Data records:
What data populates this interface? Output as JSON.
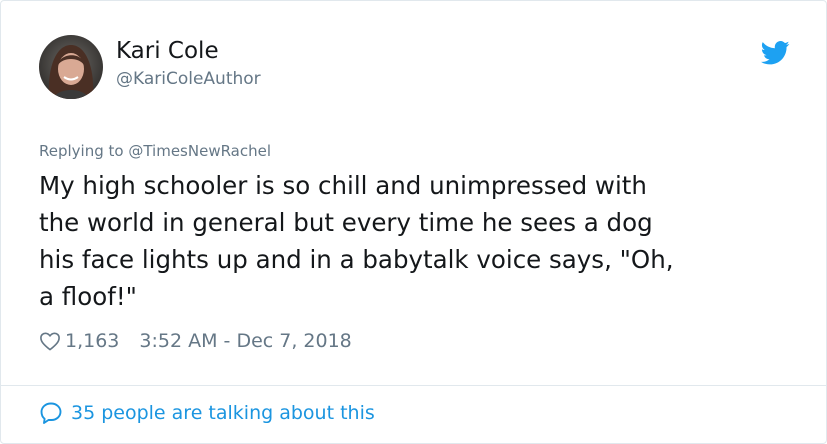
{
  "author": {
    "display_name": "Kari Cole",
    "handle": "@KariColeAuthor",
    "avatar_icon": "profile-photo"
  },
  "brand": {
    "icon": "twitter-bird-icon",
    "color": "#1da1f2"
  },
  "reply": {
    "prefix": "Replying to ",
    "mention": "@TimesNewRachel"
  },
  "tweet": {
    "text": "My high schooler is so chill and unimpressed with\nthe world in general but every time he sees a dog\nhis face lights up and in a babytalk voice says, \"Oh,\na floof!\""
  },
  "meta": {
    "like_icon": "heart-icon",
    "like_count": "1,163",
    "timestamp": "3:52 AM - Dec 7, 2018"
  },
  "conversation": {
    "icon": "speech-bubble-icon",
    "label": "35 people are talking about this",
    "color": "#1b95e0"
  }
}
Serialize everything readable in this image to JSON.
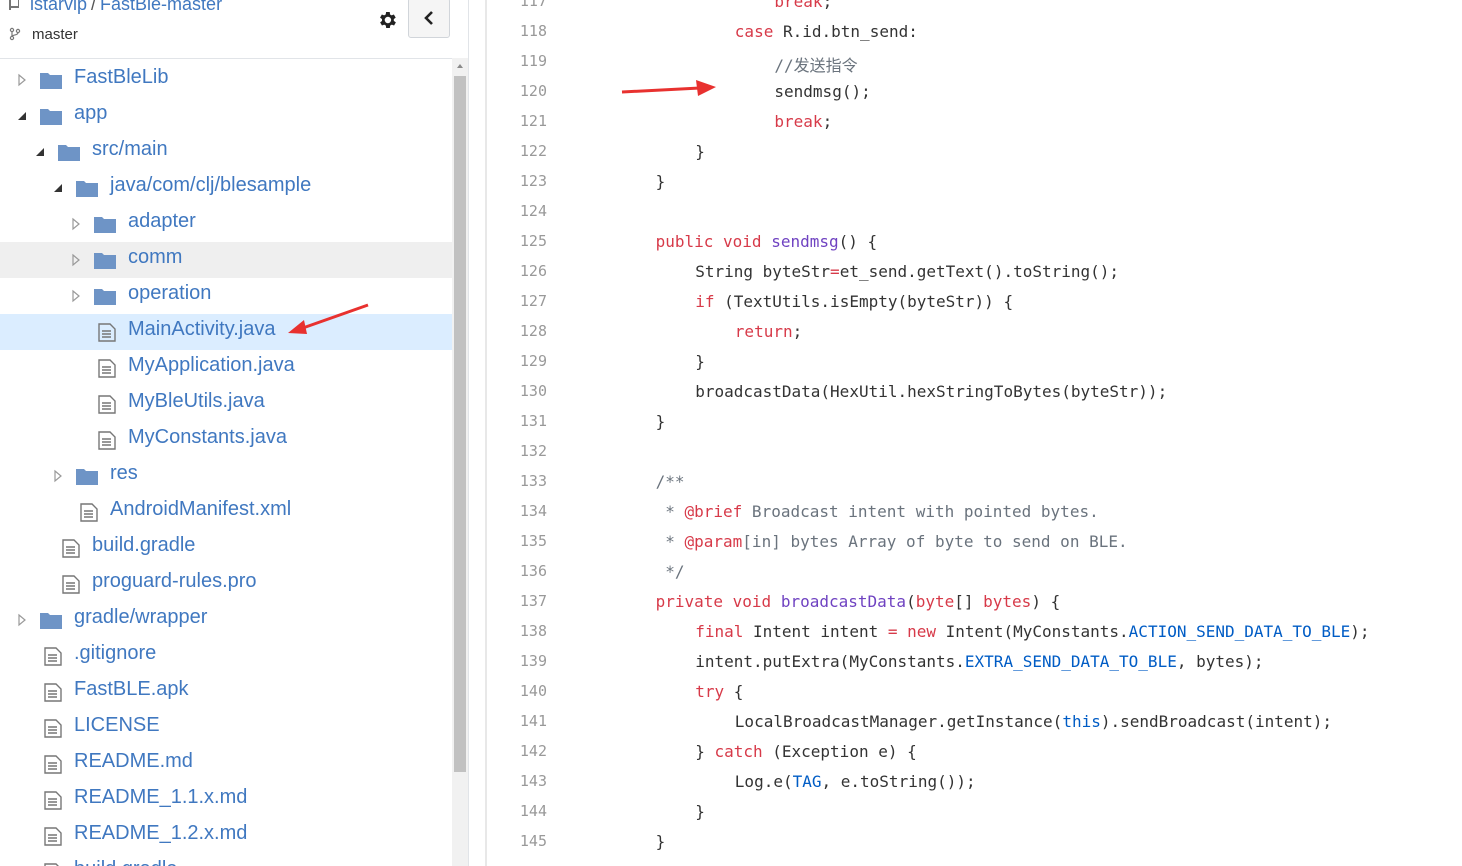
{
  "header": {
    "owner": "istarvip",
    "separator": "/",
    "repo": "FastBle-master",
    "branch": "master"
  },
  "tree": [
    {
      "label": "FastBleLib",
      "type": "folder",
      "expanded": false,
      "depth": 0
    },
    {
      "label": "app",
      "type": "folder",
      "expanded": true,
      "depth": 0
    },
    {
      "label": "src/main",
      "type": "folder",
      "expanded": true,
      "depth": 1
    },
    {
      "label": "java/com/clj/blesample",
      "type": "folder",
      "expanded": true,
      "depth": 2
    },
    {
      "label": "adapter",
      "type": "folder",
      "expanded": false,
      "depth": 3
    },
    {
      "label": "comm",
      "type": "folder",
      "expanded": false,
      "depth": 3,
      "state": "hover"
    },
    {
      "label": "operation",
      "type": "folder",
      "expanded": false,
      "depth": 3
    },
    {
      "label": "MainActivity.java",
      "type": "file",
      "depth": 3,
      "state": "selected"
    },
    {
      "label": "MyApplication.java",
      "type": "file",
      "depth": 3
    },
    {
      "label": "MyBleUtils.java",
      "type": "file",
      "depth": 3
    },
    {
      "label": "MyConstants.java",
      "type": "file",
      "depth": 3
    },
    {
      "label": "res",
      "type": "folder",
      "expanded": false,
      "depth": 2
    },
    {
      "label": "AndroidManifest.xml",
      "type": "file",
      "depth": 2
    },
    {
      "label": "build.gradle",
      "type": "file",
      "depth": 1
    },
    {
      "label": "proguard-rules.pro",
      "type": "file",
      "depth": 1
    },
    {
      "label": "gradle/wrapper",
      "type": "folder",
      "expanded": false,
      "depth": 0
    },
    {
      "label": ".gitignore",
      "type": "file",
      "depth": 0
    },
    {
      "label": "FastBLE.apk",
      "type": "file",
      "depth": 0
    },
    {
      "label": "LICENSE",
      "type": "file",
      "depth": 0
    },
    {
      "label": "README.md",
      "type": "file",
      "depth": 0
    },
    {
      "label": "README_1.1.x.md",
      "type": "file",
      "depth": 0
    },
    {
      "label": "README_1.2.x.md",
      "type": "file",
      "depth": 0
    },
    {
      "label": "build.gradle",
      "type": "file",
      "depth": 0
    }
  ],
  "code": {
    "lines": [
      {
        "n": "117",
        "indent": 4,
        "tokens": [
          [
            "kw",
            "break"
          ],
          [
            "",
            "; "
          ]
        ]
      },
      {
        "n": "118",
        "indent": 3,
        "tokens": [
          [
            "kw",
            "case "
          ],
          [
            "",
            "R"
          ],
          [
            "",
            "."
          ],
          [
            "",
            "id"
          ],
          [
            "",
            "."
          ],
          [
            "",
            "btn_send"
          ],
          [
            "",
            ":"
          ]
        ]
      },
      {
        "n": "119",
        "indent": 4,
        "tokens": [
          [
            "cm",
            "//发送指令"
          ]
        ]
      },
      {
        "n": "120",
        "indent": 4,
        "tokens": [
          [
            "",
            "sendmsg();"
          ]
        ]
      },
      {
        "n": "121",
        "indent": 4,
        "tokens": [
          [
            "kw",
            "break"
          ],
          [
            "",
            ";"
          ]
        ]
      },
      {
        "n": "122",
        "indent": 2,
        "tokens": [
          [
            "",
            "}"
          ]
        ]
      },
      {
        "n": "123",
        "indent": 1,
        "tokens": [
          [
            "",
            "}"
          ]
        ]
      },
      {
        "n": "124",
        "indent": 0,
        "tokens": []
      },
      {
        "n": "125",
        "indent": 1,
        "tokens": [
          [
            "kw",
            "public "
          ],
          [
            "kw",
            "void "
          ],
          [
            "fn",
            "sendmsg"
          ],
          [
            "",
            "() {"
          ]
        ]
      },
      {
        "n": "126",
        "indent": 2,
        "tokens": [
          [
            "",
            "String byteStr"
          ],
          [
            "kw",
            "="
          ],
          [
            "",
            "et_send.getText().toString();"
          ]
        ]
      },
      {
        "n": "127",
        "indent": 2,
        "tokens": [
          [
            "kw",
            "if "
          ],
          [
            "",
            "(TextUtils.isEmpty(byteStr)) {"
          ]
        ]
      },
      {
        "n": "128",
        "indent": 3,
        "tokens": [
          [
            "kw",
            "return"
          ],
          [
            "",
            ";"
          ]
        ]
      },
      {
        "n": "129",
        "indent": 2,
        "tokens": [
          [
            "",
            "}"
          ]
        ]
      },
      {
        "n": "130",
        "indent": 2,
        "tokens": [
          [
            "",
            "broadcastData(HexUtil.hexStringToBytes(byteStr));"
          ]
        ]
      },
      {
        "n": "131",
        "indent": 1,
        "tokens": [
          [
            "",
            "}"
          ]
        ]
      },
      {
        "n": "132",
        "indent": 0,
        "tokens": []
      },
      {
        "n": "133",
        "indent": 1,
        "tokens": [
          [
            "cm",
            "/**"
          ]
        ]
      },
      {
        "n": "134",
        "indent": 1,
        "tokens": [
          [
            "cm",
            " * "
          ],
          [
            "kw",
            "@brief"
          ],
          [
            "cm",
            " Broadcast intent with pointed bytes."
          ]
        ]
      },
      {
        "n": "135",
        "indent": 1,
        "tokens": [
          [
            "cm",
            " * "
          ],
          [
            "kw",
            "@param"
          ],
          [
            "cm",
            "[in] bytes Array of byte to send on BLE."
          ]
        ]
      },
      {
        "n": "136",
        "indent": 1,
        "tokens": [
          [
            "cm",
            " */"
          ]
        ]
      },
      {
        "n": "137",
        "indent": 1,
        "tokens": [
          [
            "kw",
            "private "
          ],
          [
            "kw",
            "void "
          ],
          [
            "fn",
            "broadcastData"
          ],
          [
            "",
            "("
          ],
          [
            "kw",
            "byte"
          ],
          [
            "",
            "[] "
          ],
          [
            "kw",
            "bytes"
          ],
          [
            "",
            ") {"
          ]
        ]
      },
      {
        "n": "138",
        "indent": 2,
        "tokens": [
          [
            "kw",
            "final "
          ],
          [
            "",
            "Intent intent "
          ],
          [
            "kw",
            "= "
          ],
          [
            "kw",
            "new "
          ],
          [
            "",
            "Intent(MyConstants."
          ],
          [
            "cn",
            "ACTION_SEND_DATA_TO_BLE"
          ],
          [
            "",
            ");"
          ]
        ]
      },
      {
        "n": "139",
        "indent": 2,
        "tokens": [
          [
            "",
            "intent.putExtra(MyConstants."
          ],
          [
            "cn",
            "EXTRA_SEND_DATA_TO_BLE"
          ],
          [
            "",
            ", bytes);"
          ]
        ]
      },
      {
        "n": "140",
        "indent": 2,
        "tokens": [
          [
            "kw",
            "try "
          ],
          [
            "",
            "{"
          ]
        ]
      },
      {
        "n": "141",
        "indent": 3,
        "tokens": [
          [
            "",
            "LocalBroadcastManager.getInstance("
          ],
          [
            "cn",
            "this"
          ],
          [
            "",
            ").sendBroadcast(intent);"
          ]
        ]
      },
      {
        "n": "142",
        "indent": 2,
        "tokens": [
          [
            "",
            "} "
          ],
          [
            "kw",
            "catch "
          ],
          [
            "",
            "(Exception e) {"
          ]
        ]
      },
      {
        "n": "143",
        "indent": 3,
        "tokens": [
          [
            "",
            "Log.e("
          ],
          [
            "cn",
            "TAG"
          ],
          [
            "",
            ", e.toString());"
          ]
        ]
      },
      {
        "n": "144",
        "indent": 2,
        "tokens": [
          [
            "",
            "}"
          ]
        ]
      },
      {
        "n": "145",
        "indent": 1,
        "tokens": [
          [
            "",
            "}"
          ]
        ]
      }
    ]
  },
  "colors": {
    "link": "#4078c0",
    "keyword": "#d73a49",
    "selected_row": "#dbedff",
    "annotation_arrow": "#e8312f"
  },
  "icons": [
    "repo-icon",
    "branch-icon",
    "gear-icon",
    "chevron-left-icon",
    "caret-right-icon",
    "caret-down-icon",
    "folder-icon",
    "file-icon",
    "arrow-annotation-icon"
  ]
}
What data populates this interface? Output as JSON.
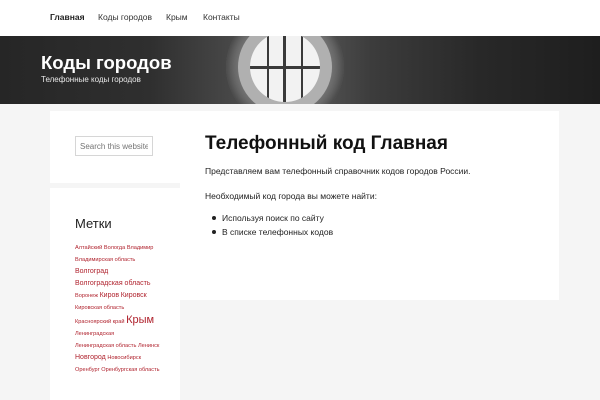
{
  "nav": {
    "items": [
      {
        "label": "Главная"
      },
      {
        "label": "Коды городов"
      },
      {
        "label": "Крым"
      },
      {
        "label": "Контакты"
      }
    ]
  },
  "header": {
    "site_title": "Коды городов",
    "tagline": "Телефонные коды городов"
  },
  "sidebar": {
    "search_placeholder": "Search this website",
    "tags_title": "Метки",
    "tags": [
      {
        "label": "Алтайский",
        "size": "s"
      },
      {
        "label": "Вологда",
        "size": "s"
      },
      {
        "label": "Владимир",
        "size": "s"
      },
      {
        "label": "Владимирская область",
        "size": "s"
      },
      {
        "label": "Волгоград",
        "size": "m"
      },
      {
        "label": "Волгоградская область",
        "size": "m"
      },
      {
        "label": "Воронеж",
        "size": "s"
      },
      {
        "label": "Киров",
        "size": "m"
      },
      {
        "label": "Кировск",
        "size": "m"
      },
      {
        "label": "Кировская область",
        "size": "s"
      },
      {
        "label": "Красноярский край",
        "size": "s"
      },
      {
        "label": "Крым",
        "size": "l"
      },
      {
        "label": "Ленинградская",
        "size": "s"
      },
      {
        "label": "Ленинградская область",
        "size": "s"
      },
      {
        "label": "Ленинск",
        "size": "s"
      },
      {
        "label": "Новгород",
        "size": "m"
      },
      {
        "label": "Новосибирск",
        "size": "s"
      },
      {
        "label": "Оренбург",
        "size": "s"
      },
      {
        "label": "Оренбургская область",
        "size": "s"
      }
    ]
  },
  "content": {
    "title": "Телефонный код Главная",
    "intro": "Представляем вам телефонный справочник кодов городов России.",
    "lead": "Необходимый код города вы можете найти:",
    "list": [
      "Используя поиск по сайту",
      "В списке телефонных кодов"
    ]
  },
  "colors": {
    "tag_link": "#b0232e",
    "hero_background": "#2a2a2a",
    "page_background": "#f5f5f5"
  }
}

**Exercise requirements**
Copy all lines of the listing above that contain the string "byteStr".

**Solution to this exercise**
            "String byteStr"
            "(TextUtils.isEmpty(byteStr)) {"
            "broadcastData(HexUtil.hexStringToBytes(byteStr));"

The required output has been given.